[Begin Available data]

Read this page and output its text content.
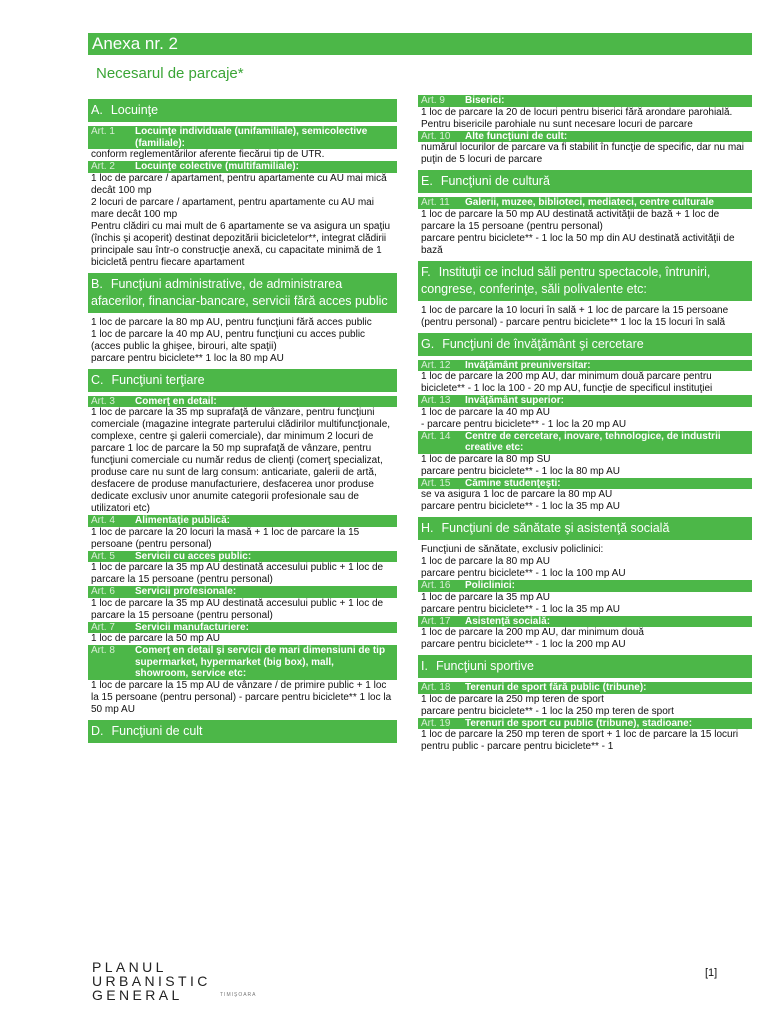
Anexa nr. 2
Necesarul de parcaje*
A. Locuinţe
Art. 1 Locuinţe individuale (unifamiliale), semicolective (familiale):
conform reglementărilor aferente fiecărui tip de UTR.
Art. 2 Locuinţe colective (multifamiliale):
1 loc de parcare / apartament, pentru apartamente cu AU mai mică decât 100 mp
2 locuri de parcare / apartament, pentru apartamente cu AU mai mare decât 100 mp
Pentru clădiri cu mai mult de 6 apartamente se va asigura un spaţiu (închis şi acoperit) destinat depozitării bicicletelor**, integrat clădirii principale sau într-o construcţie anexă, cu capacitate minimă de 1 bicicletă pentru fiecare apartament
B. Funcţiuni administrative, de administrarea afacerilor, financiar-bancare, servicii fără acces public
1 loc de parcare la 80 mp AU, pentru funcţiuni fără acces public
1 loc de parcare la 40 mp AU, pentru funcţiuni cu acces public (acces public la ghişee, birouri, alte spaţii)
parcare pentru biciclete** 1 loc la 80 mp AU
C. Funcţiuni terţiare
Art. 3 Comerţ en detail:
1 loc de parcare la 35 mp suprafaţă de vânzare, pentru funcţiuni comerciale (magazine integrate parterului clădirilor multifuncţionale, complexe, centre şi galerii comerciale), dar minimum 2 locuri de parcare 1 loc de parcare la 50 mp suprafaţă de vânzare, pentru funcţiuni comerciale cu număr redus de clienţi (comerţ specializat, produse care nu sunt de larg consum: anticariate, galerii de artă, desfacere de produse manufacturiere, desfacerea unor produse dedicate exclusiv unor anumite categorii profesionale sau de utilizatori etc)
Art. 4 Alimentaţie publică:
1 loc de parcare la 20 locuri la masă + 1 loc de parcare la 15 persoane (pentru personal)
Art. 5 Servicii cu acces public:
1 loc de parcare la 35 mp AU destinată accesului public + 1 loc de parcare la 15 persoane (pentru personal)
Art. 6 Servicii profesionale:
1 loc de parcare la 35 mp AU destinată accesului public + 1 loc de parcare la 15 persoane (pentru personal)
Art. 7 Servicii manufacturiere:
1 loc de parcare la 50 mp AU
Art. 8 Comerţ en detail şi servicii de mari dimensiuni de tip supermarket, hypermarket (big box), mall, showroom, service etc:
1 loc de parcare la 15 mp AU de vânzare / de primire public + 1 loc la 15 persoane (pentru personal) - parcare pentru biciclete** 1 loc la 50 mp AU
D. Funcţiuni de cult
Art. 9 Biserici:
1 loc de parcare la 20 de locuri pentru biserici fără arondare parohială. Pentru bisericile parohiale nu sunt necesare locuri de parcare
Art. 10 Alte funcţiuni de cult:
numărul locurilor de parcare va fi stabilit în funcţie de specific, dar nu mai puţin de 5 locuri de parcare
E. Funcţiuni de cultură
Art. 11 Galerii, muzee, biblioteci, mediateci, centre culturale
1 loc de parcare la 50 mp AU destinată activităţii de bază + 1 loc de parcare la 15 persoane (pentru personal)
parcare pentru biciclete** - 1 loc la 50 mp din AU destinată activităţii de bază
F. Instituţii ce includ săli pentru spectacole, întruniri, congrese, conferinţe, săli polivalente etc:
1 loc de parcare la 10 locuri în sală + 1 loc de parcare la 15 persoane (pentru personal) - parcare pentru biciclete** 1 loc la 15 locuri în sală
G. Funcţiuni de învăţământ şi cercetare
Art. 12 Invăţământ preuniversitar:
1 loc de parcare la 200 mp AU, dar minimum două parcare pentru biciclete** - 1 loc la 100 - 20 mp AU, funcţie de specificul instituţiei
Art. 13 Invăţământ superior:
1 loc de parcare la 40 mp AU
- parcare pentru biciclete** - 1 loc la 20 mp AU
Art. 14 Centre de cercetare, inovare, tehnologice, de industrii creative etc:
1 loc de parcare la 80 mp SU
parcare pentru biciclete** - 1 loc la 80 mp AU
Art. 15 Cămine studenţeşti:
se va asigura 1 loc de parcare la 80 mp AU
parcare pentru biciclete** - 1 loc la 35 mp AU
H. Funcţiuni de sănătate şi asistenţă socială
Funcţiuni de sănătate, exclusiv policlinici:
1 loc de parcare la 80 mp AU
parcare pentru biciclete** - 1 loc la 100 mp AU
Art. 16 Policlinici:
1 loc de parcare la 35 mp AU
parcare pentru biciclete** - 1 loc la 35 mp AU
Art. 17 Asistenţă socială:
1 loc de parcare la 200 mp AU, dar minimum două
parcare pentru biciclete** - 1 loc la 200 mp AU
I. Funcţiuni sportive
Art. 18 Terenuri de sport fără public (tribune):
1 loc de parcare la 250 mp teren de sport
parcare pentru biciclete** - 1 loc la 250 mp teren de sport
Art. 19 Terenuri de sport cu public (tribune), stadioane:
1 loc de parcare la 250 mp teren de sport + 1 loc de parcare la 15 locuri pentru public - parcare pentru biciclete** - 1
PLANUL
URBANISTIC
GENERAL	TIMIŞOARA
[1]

[End Available data]
[Begin Available data]

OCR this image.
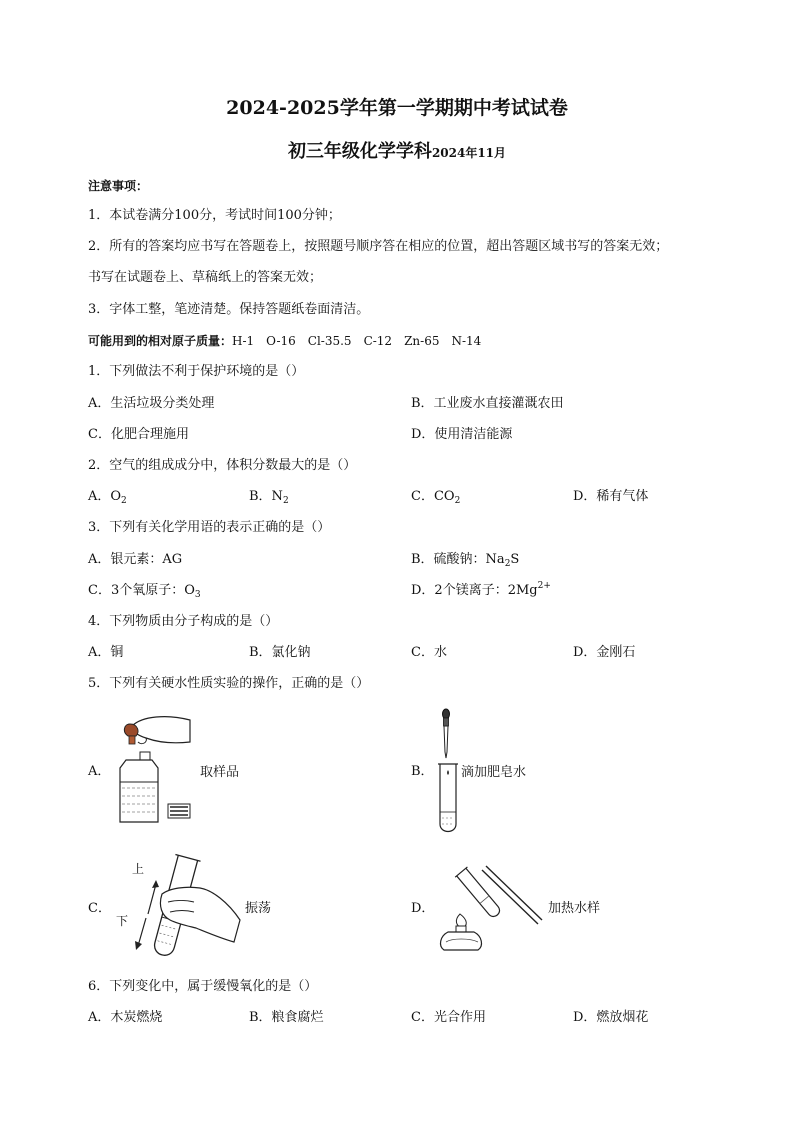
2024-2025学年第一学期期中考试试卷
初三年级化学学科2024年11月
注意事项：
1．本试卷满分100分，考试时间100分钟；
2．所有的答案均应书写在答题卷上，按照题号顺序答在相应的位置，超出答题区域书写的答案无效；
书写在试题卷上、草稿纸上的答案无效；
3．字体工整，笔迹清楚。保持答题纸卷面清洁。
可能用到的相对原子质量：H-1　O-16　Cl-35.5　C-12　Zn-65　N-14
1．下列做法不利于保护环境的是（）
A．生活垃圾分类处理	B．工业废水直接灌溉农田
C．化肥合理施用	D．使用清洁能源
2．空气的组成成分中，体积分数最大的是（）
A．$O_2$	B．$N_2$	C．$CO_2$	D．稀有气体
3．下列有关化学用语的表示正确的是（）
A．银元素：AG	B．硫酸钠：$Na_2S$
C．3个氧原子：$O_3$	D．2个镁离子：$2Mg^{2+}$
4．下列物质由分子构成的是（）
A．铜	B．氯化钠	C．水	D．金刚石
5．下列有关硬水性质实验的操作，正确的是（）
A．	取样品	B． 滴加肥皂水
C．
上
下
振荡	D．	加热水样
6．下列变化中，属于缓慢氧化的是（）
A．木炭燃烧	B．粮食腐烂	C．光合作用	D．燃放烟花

[End Available data]
[Begin Available data]

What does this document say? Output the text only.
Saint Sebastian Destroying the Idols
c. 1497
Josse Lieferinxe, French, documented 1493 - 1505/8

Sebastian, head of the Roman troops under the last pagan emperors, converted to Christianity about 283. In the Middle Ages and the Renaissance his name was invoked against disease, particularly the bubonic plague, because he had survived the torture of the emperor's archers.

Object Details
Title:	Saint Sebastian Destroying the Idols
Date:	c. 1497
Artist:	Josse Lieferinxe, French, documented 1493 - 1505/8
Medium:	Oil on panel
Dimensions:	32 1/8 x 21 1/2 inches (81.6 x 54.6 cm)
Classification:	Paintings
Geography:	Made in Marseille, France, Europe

[End Available data]

Work required
Lines that include the word "Sebastian" are to be extracted from the data above.

Output for this exercise
Saint Sebastian Destroying the Idols
Sebastian, head of the Roman troops under the last pagan emperors, converted to Christianity about 283. In the Middle Ages and the Renaissance his name was invoked against disease, particularly the bubonic plague, because he had survived the torture of the emperor's archers.
Title:	Saint Sebastian Destroying the Idols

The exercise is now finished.